• _Aim_
Copy every line of the records below that holds the word "Urine".

* begin Data for this task *

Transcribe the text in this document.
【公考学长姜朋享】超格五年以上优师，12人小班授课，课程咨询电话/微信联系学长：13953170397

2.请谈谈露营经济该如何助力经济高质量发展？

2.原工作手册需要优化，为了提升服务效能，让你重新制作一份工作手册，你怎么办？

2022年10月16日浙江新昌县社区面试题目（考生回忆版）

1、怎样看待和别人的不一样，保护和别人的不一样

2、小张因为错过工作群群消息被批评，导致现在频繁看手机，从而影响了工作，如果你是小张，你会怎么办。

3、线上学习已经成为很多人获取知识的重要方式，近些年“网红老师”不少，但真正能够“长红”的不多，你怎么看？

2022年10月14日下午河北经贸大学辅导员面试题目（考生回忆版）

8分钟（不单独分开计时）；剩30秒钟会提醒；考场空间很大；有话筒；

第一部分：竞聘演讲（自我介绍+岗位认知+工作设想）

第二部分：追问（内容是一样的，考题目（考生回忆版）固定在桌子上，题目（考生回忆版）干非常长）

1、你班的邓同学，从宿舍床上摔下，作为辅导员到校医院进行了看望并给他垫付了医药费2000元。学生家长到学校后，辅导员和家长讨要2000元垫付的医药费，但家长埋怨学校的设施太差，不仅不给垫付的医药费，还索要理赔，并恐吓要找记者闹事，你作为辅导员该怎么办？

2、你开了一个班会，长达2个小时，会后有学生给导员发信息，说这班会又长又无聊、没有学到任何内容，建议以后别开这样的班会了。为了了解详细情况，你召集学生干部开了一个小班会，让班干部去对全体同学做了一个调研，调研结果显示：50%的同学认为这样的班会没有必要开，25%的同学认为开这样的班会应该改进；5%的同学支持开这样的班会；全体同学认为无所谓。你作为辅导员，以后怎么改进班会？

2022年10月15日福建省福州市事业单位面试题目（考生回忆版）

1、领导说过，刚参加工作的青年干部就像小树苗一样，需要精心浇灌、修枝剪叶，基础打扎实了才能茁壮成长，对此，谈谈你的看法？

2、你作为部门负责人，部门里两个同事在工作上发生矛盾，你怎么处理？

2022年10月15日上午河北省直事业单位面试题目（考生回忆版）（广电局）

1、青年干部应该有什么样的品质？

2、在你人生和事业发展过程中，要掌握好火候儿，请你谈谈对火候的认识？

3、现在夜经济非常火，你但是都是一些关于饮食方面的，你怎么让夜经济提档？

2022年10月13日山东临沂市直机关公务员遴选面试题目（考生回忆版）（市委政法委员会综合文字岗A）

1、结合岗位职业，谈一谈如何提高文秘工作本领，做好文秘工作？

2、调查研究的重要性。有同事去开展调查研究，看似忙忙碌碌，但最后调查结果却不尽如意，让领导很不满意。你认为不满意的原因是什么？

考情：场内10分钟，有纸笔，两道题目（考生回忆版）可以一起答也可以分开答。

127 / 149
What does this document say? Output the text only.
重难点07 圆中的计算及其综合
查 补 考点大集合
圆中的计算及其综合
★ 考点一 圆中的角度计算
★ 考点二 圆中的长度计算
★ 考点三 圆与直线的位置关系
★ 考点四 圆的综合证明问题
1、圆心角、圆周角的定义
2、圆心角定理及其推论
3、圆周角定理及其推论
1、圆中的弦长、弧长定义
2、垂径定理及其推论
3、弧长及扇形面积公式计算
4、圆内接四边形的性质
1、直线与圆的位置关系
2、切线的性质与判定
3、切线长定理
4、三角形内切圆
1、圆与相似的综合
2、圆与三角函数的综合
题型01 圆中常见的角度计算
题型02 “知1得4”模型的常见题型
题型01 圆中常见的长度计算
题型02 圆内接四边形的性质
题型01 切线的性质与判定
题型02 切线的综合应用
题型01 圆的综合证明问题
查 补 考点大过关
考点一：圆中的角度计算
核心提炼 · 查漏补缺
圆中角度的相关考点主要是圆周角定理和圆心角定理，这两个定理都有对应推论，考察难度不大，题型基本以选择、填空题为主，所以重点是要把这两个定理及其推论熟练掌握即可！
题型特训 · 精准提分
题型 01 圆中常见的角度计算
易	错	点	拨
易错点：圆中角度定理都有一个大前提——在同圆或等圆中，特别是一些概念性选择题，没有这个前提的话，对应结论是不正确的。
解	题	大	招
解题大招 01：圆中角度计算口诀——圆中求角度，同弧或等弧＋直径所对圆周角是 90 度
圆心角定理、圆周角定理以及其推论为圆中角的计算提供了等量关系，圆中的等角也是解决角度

* end Data for this task *
* begin Data for this task *

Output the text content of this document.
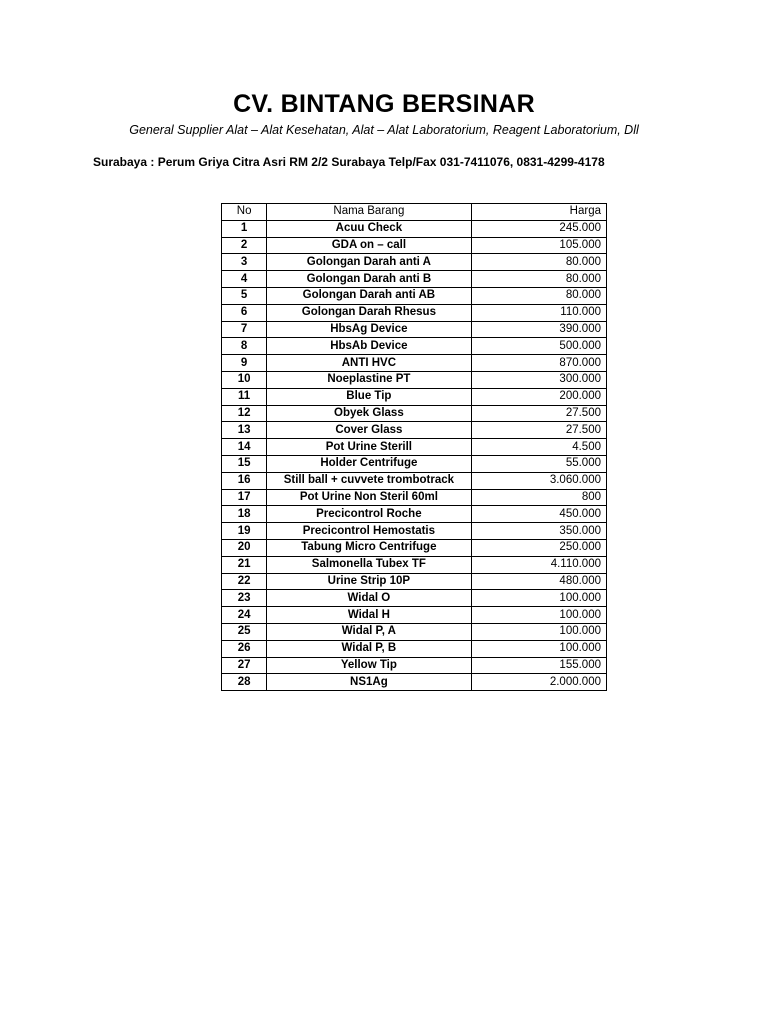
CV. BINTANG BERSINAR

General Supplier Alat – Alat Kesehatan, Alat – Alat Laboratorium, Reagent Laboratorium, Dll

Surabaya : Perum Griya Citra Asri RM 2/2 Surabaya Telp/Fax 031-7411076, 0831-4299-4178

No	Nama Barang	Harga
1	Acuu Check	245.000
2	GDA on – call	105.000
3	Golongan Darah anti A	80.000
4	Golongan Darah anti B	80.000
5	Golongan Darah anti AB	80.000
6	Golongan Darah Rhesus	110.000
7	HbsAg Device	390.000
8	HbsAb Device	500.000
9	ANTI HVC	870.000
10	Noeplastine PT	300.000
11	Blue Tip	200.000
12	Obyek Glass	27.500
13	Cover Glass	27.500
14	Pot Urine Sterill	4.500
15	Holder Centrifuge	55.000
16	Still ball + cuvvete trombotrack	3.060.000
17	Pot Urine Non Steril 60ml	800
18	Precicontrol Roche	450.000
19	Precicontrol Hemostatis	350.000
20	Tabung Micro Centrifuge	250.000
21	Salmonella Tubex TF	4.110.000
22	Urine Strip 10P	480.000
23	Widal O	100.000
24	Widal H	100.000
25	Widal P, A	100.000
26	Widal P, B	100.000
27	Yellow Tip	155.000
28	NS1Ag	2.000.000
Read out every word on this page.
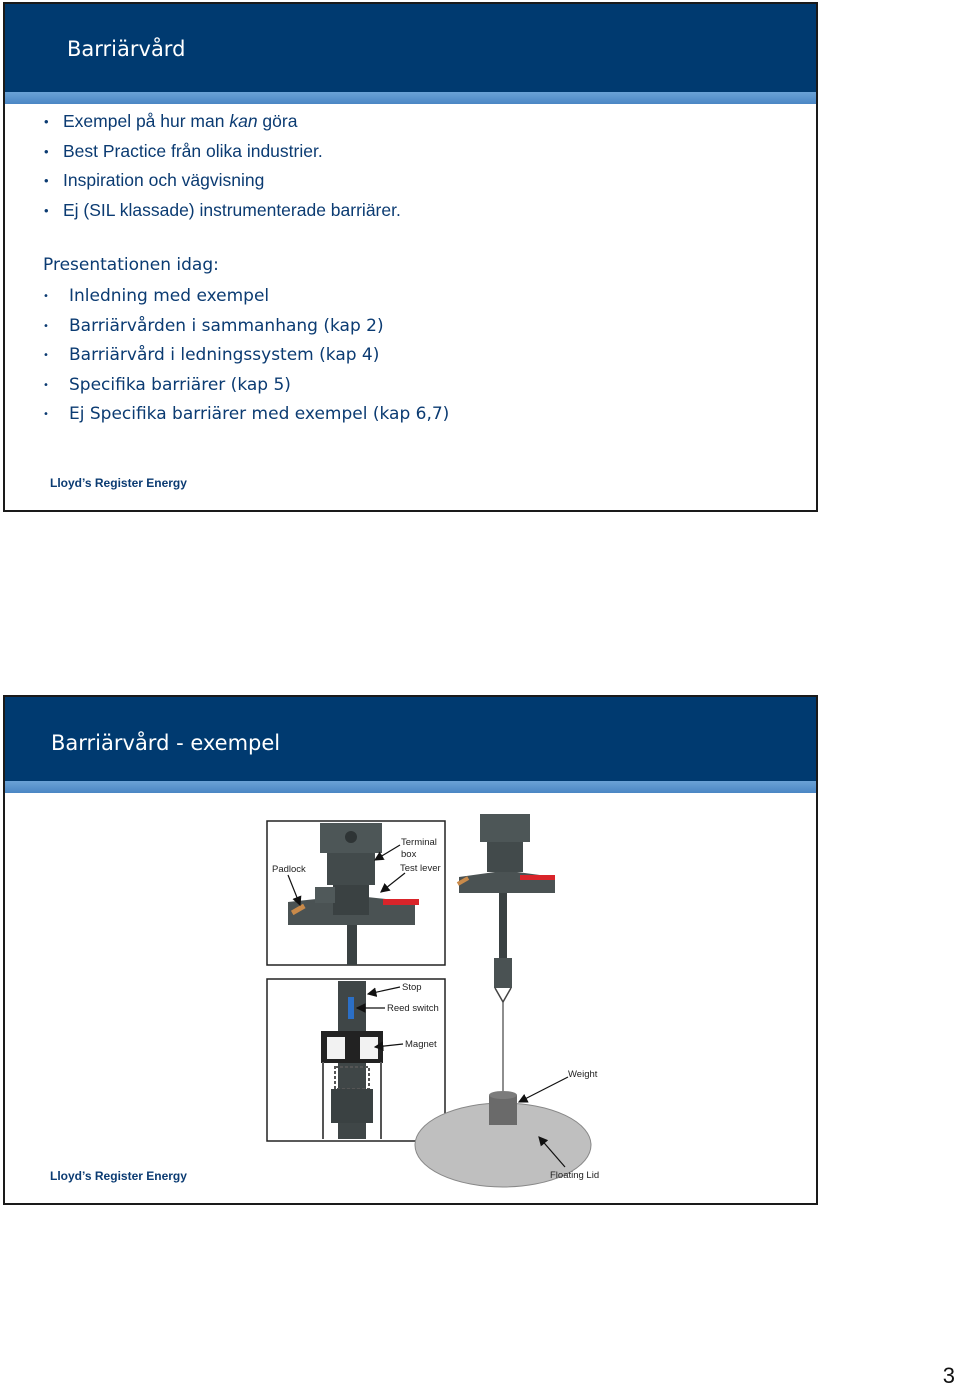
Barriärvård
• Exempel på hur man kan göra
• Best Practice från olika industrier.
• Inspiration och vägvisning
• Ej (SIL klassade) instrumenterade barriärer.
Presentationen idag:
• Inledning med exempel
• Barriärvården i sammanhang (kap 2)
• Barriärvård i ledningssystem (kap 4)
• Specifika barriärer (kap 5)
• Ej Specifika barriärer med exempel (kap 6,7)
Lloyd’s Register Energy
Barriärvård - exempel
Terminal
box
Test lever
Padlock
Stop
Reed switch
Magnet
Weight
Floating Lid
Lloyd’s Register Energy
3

* end Data for this task *

• _Task answer_
14	Pot Urine Sterill	4.500
17	Pot Urine Non Steril 60ml	800
22	Urine Strip 10P	480.000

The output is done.